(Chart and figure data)
======

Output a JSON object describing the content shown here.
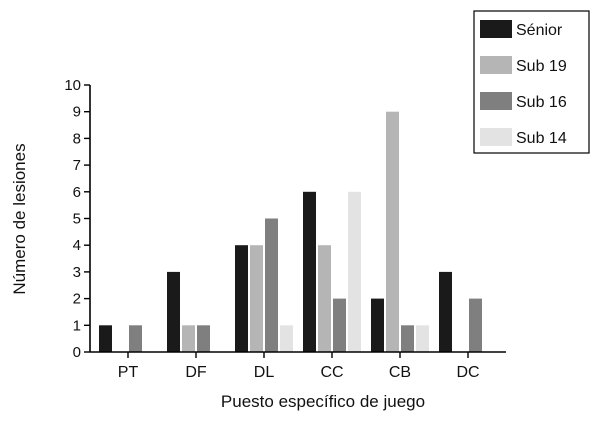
{
  "chart_data": {
    "type": "bar",
    "title": "",
    "xlabel": "Puesto específico de juego",
    "ylabel": "Número de lesiones",
    "categories": [
      "PT",
      "DF",
      "DL",
      "CC",
      "CB",
      "DC"
    ],
    "series": [
      {
        "name": "Sénior",
        "color": "#1a1a1a",
        "values": [
          1,
          3,
          4,
          6,
          2,
          3
        ]
      },
      {
        "name": "Sub 19",
        "color": "#b5b5b5",
        "values": [
          0,
          1,
          4,
          4,
          9,
          0
        ]
      },
      {
        "name": "Sub 16",
        "color": "#7f7f7f",
        "values": [
          1,
          1,
          5,
          2,
          1,
          2
        ]
      },
      {
        "name": "Sub 14",
        "color": "#e3e3e3",
        "values": [
          0,
          0,
          1,
          6,
          1,
          0
        ]
      }
    ],
    "ylim": [
      0,
      10
    ],
    "yticks": [
      0,
      1,
      2,
      3,
      4,
      5,
      6,
      7,
      8,
      9,
      10
    ],
    "grid": false,
    "legend_position": "top-right"
  }
}
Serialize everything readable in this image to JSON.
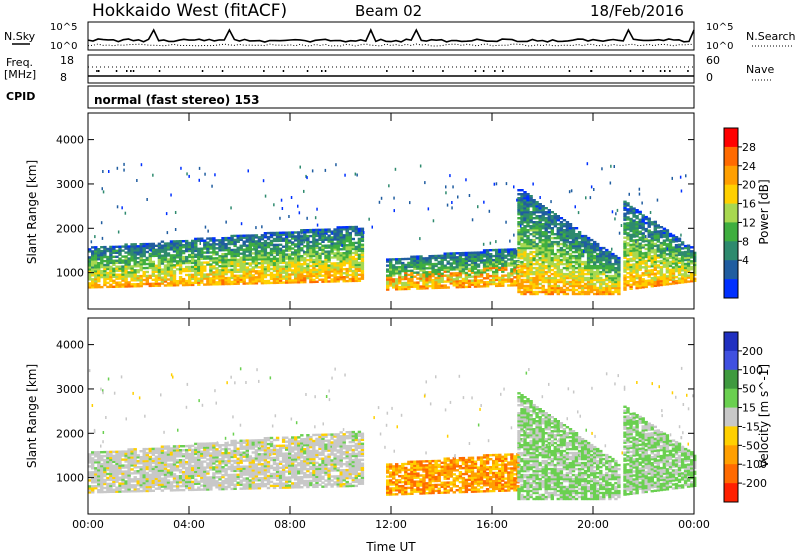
{
  "header": {
    "radar": "Hokkaido West (fitACF)",
    "beam": "Beam 02",
    "date": "18/Feb/2016"
  },
  "summary": {
    "nsky_label": "N.Sky",
    "nsky_ticks": [
      "10^5",
      "10^0"
    ],
    "nsearch_label": "N.Search",
    "nsearch_ticks": [
      "10^5",
      "10^0"
    ],
    "freq_label": "Freq.",
    "freq_unit": "[MHz]",
    "freq_ticks": [
      "18",
      "8"
    ],
    "nave_label": "Nave",
    "nave_ticks": [
      "60",
      "0"
    ],
    "cpid_label": "CPID",
    "cpid_text": "normal (fast stereo) 153"
  },
  "chart_data": [
    {
      "type": "heatmap",
      "name": "power",
      "ylabel": "Slant Range [km]",
      "yticks": [
        1000,
        2000,
        3000,
        4000
      ],
      "ylim": [
        180,
        4600
      ],
      "xlabel": "",
      "xticks": [
        "00:00",
        "04:00",
        "08:00",
        "12:00",
        "16:00",
        "20:00",
        "00:00"
      ],
      "xlim_hours": [
        0,
        24
      ],
      "colorbar": {
        "label": "Power [dB]",
        "ticks": [
          "28",
          "24",
          "20",
          "16",
          "12",
          "8",
          "4"
        ],
        "colors": [
          "#ff0000",
          "#ff6a00",
          "#ff9f00",
          "#ffd000",
          "#a8d850",
          "#3fae3f",
          "#2e8a6e",
          "#205da0",
          "#0030ff"
        ]
      },
      "regions": [
        {
          "t0": 0.0,
          "t1": 10.8,
          "r0_start": 650,
          "r0_end": 800,
          "r1_start": 1550,
          "r1_end": 2050,
          "peak_db": 20
        },
        {
          "t0": 11.8,
          "t1": 17.0,
          "r0_start": 600,
          "r0_end": 700,
          "r1_start": 1300,
          "r1_end": 1550,
          "peak_db": 26
        },
        {
          "t0": 17.0,
          "t1": 21.0,
          "r0_start": 500,
          "r0_end": 500,
          "r1_start": 2900,
          "r1_end": 1300,
          "peak_db": 16
        },
        {
          "t0": 21.2,
          "t1": 24.0,
          "r0_start": 600,
          "r0_end": 800,
          "r1_start": 2600,
          "r1_end": 1500,
          "peak_db": 18
        }
      ]
    },
    {
      "type": "heatmap",
      "name": "velocity",
      "ylabel": "Slant Range [km]",
      "yticks": [
        1000,
        2000,
        3000,
        4000
      ],
      "ylim": [
        180,
        4600
      ],
      "xlabel": "Time UT",
      "xticks": [
        "00:00",
        "04:00",
        "08:00",
        "12:00",
        "16:00",
        "20:00",
        "00:00"
      ],
      "xlim_hours": [
        0,
        24
      ],
      "colorbar": {
        "label": "Velocity [m s^-1]",
        "ticks": [
          "200",
          "100",
          "50",
          "15",
          "-15",
          "-50",
          "-100",
          "-200"
        ],
        "colors": [
          "#2030c0",
          "#4050e0",
          "#3f9a3f",
          "#6ad050",
          "#c8c8c8",
          "#ffd000",
          "#ff9f00",
          "#ff6a00",
          "#ff2000"
        ]
      },
      "regions": [
        {
          "t0": 0.0,
          "t1": 10.8,
          "r0_start": 650,
          "r0_end": 800,
          "r1_start": 1550,
          "r1_end": 2050,
          "vel": -10
        },
        {
          "t0": 11.8,
          "t1": 17.0,
          "r0_start": 600,
          "r0_end": 700,
          "r1_start": 1300,
          "r1_end": 1550,
          "vel": -80
        },
        {
          "t0": 17.0,
          "t1": 21.0,
          "r0_start": 500,
          "r0_end": 500,
          "r1_start": 2900,
          "r1_end": 1300,
          "vel": 30
        },
        {
          "t0": 21.2,
          "t1": 24.0,
          "r0_start": 600,
          "r0_end": 800,
          "r1_start": 2600,
          "r1_end": 1500,
          "vel": 20
        }
      ]
    }
  ]
}
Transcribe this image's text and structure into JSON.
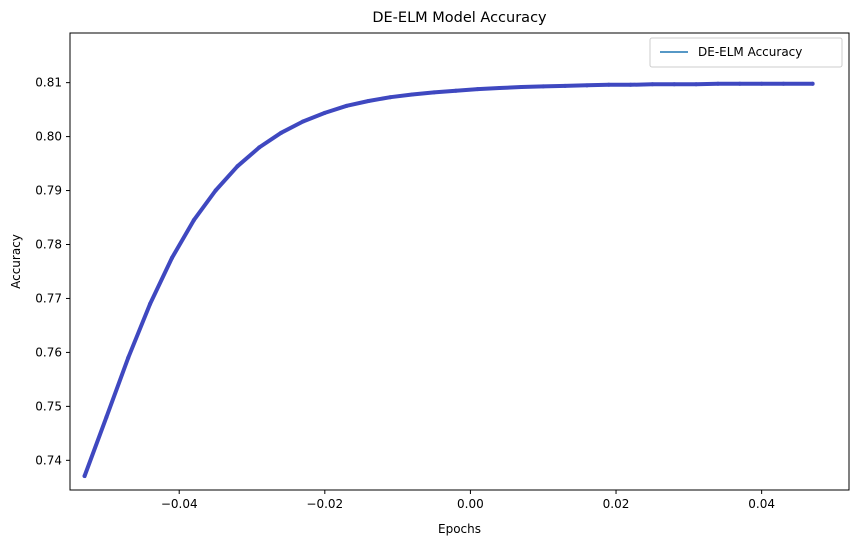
{
  "chart_data": {
    "type": "line",
    "title": "DE-ELM Model Accuracy",
    "xlabel": "Epochs",
    "ylabel": "Accuracy",
    "xlim": [
      -0.055,
      0.052
    ],
    "ylim": [
      0.7345,
      0.8192
    ],
    "xticks": [
      -0.04,
      -0.02,
      0.0,
      0.02,
      0.04
    ],
    "xtick_labels": [
      "−0.04",
      "−0.02",
      "0.00",
      "0.02",
      "0.04"
    ],
    "yticks": [
      0.74,
      0.75,
      0.76,
      0.77,
      0.78,
      0.79,
      0.8,
      0.81
    ],
    "yticks_labels": [
      "0.74",
      "0.75",
      "0.76",
      "0.77",
      "0.78",
      "0.79",
      "0.80",
      "0.81"
    ],
    "grid": false,
    "legend_position": "top-right",
    "series": [
      {
        "name": "DE-ELM Accuracy",
        "legend_color": "#1f77b4",
        "line_color": "#3f48c0",
        "x": [
          -0.053,
          -0.05,
          -0.047,
          -0.044,
          -0.041,
          -0.038,
          -0.035,
          -0.032,
          -0.029,
          -0.026,
          -0.023,
          -0.02,
          -0.017,
          -0.014,
          -0.011,
          -0.008,
          -0.005,
          -0.002,
          0.001,
          0.004,
          0.007,
          0.01,
          0.013,
          0.016,
          0.019,
          0.022,
          0.025,
          0.028,
          0.031,
          0.034,
          0.037,
          0.04,
          0.043,
          0.047
        ],
        "y": [
          0.7371,
          0.748,
          0.759,
          0.769,
          0.7775,
          0.7845,
          0.79,
          0.7945,
          0.798,
          0.8007,
          0.8028,
          0.8044,
          0.8057,
          0.8066,
          0.8073,
          0.8078,
          0.8082,
          0.8085,
          0.8088,
          0.809,
          0.8092,
          0.8093,
          0.8094,
          0.8095,
          0.8096,
          0.8096,
          0.8097,
          0.8097,
          0.8097,
          0.8098,
          0.8098,
          0.8098,
          0.8098,
          0.8098
        ]
      }
    ]
  }
}
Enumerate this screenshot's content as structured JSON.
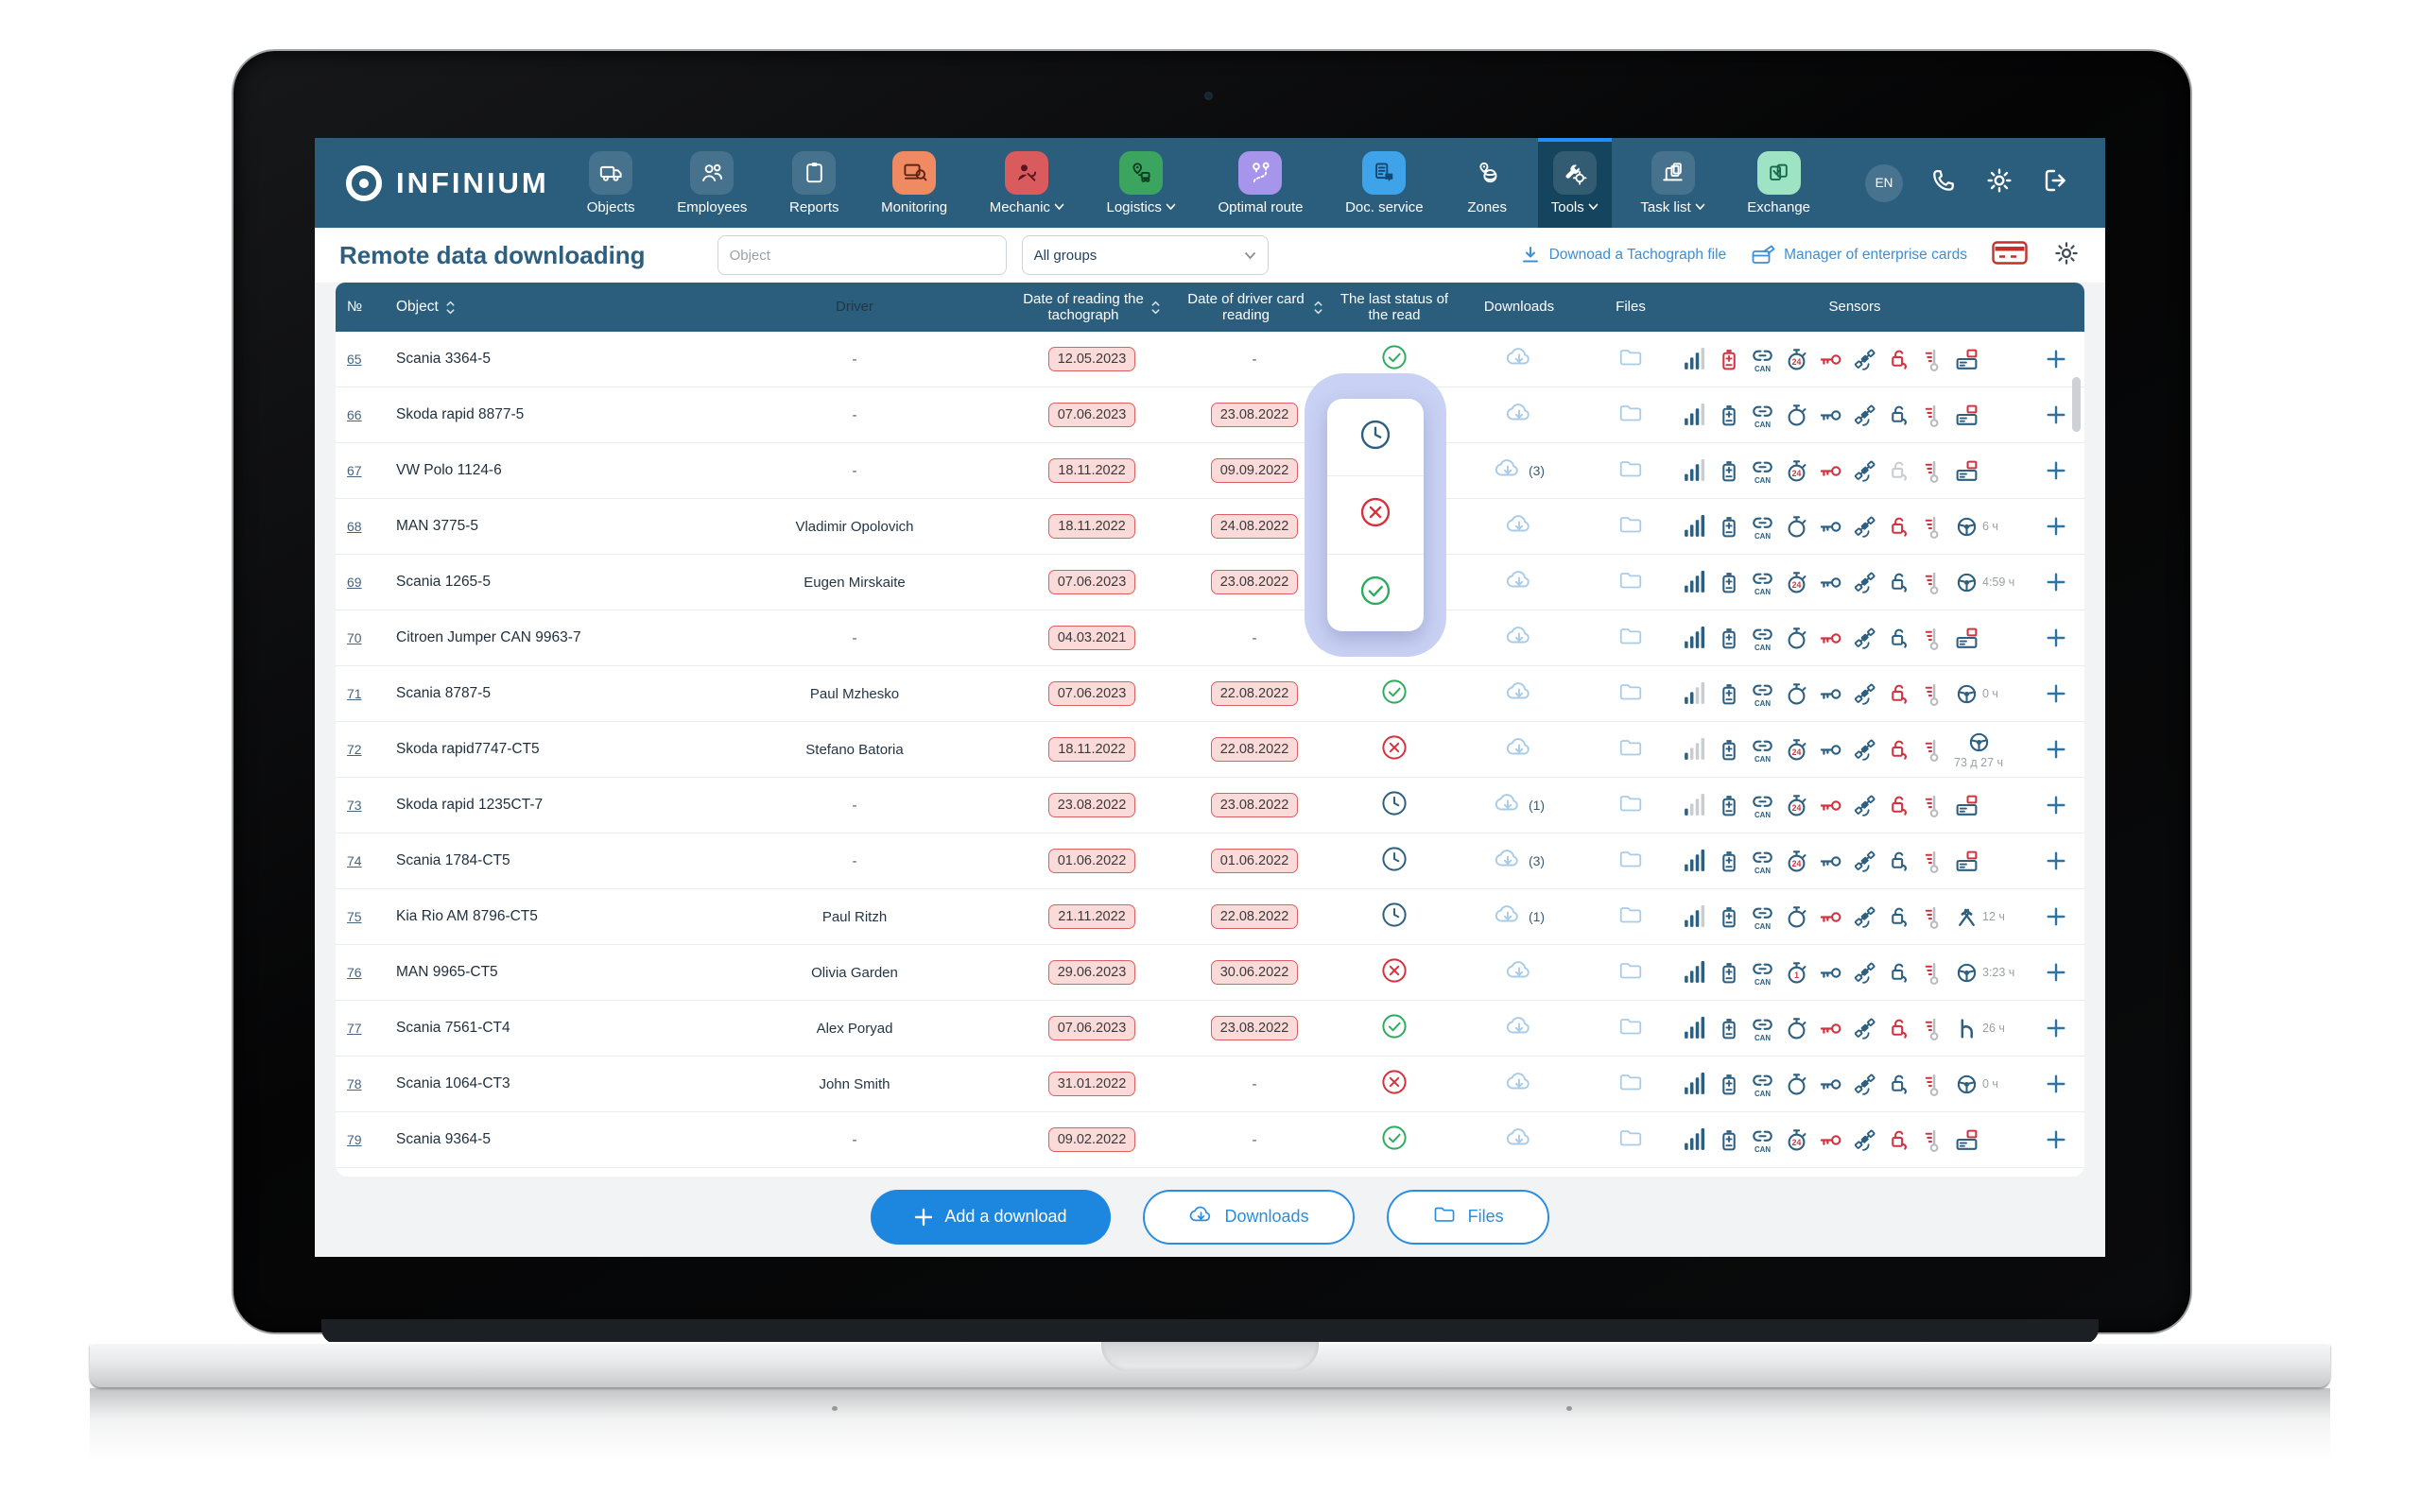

======

_Stated problem_
Make an exact copy of the data above, pictures excluded.

_Written response_
Output a JSON object describing the content shown here.
{
  "chart_data": {
    "type": "bar",
    "title": "",
    "xlabel": "Puesto específico de juego",
    "ylabel": "Número de lesiones",
    "categories": [
      "PT",
      "DF",
      "DL",
      "CC",
      "CB",
      "DC"
    ],
    "series": [
      {
        "name": "Sénior",
        "color": "#1a1a1a",
        "values": [
          1,
          3,
          4,
          6,
          2,
          3
        ]
      },
      {
        "name": "Sub 19",
        "color": "#b5b5b5",
        "values": [
          0,
          1,
          4,
          4,
          9,
          0
        ]
      },
      {
        "name": "Sub 16",
        "color": "#7f7f7f",
        "values": [
          1,
          1,
          5,
          2,
          1,
          2
        ]
      },
      {
        "name": "Sub 14",
        "color": "#e3e3e3",
        "values": [
          0,
          0,
          1,
          6,
          1,
          0
        ]
      }
    ],
    "ylim": [
      0,
      10
    ],
    "yticks": [
      0,
      1,
      2,
      3,
      4,
      5,
      6,
      7,
      8,
      9,
      10
    ],
    "grid": false,
    "legend_position": "top-right"
  }
}
Serialize everything readable in this image to JSON.
{
  "header": {
    "radar": "Hokkaido West (fitACF)",
    "beam": "Beam 02",
    "date": "18/Feb/2016"
  },
  "summary": {
    "nsky_label": "N.Sky",
    "nsky_ticks": [
      "10^5",
      "10^0"
    ],
    "nsearch_label": "N.Search",
    "nsearch_ticks": [
      "10^5",
      "10^0"
    ],
    "freq_label": "Freq.",
    "freq_unit": "[MHz]",
    "freq_ticks": [
      "18",
      "8"
    ],
    "nave_label": "Nave",
    "nave_ticks": [
      "60",
      "0"
    ],
    "cpid_label": "CPID",
    "cpid_text": "normal (fast stereo) 153"
  },
  "chart_data": [
    {
      "type": "heatmap",
      "name": "power",
      "ylabel": "Slant Range [km]",
      "yticks": [
        1000,
        2000,
        3000,
        4000
      ],
      "ylim": [
        180,
        4600
      ],
      "xlabel": "",
      "xticks": [
        "00:00",
        "04:00",
        "08:00",
        "12:00",
        "16:00",
        "20:00",
        "00:00"
      ],
      "xlim_hours": [
        0,
        24
      ],
      "colorbar": {
        "label": "Power [dB]",
        "ticks": [
          "28",
          "24",
          "20",
          "16",
          "12",
          "8",
          "4"
        ],
        "colors": [
          "#ff0000",
          "#ff6a00",
          "#ff9f00",
          "#ffd000",
          "#a8d850",
          "#3fae3f",
          "#2e8a6e",
          "#205da0",
          "#0030ff"
        ]
      },
      "regions": [
        {
          "t0": 0.0,
          "t1": 10.8,
          "r0_start": 650,
          "r0_end": 800,
          "r1_start": 1550,
          "r1_end": 2050,
          "peak_db": 20
        },
        {
          "t0": 11.8,
          "t1": 17.0,
          "r0_start": 600,
          "r0_end": 700,
          "r1_start": 1300,
          "r1_end": 1550,
          "peak_db": 26
        },
        {
          "t0": 17.0,
          "t1": 21.0,
          "r0_start": 500,
          "r0_end": 500,
          "r1_start": 2900,
          "r1_end": 1300,
          "peak_db": 16
        },
        {
          "t0": 21.2,
          "t1": 24.0,
          "r0_start": 600,
          "r0_end": 800,
          "r1_start": 2600,
          "r1_end": 1500,
          "peak_db": 18
        }
      ]
    },
    {
      "type": "heatmap",
      "name": "velocity",
      "ylabel": "Slant Range [km]",
      "yticks": [
        1000,
        2000,
        3000,
        4000
      ],
      "ylim": [
        180,
        4600
      ],
      "xlabel": "Time UT",
      "xticks": [
        "00:00",
        "04:00",
        "08:00",
        "12:00",
        "16:00",
        "20:00",
        "00:00"
      ],
      "xlim_hours": [
        0,
        24
      ],
      "colorbar": {
        "label": "Velocity [m s^-1]",
        "ticks": [
          "200",
          "100",
          "50",
          "15",
          "-15",
          "-50",
          "-100",
          "-200"
        ],
        "colors": [
          "#2030c0",
          "#4050e0",
          "#3f9a3f",
          "#6ad050",
          "#c8c8c8",
          "#ffd000",
          "#ff9f00",
          "#ff6a00",
          "#ff2000"
        ]
      },
      "regions": [
        {
          "t0": 0.0,
          "t1": 10.8,
          "r0_start": 650,
          "r0_end": 800,
          "r1_start": 1550,
          "r1_end": 2050,
          "vel": -10
        },
        {
          "t0": 11.8,
          "t1": 17.0,
          "r0_start": 600,
          "r0_end": 700,
          "r1_start": 1300,
          "r1_end": 1550,
          "vel": -80
        },
        {
          "t0": 17.0,
          "t1": 21.0,
          "r0_start": 500,
          "r0_end": 500,
          "r1_start": 2900,
          "r1_end": 1300,
          "vel": 30
        },
        {
          "t0": 21.2,
          "t1": 24.0,
          "r0_start": 600,
          "r0_end": 800,
          "r1_start": 2600,
          "r1_end": 1500,
          "vel": 20
        }
      ]
    }
  ]
}
Transcribe this image's text and structure into JSON.
{
  "chart_data": {
    "type": "line",
    "title": "DE-ELM Model Accuracy",
    "xlabel": "Epochs",
    "ylabel": "Accuracy",
    "xlim": [
      -0.055,
      0.052
    ],
    "ylim": [
      0.7345,
      0.8192
    ],
    "xticks": [
      -0.04,
      -0.02,
      0.0,
      0.02,
      0.04
    ],
    "xtick_labels": [
      "−0.04",
      "−0.02",
      "0.00",
      "0.02",
      "0.04"
    ],
    "yticks": [
      0.74,
      0.75,
      0.76,
      0.77,
      0.78,
      0.79,
      0.8,
      0.81
    ],
    "yticks_labels": [
      "0.74",
      "0.75",
      "0.76",
      "0.77",
      "0.78",
      "0.79",
      "0.80",
      "0.81"
    ],
    "grid": false,
    "legend_position": "top-right",
    "series": [
      {
        "name": "DE-ELM Accuracy",
        "legend_color": "#1f77b4",
        "line_color": "#3f48c0",
        "x": [
          -0.053,
          -0.05,
          -0.047,
          -0.044,
          -0.041,
          -0.038,
          -0.035,
          -0.032,
          -0.029,
          -0.026,
          -0.023,
          -0.02,
          -0.017,
          -0.014,
          -0.011,
          -0.008,
          -0.005,
          -0.002,
          0.001,
          0.004,
          0.007,
          0.01,
          0.013,
          0.016,
          0.019,
          0.022,
          0.025,
          0.028,
          0.031,
          0.034,
          0.037,
          0.04,
          0.043,
          0.047
        ],
        "y": [
          0.7371,
          0.748,
          0.759,
          0.769,
          0.7775,
          0.7845,
          0.79,
          0.7945,
          0.798,
          0.8007,
          0.8028,
          0.8044,
          0.8057,
          0.8066,
          0.8073,
          0.8078,
          0.8082,
          0.8085,
          0.8088,
          0.809,
          0.8092,
          0.8093,
          0.8094,
          0.8095,
          0.8096,
          0.8096,
          0.8097,
          0.8097,
          0.8097,
          0.8098,
          0.8098,
          0.8098,
          0.8098,
          0.8098
        ]
      }
    ]
  }
}
Enumerate this screenshot's content as structured JSON.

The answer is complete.